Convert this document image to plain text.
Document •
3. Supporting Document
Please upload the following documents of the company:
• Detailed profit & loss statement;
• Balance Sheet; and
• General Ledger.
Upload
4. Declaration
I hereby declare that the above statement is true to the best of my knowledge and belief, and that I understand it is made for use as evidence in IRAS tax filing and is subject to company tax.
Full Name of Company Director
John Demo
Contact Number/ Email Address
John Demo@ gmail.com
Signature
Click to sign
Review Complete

-- -- --

→ **Aim**:
Your task is to transcribe the listing above in full, exactly as given.

→ **Answer for this exercise**:
Convert this document image to plain text.
Document •
3. Supporting Document
Please upload the following documents of the company:
• Detailed profit & loss statement;
• Balance Sheet; and
• General Ledger.
Upload
4. Declaration
I hereby declare that the above statement is true to the best of my knowledge and belief, and that I understand it is made for use as evidence in IRAS tax filing and is subject to company tax.
Full Name of Company Director
John Demo
Contact Number/ Email Address
John Demo@ gmail.com
Signature
Click to sign
Review Complete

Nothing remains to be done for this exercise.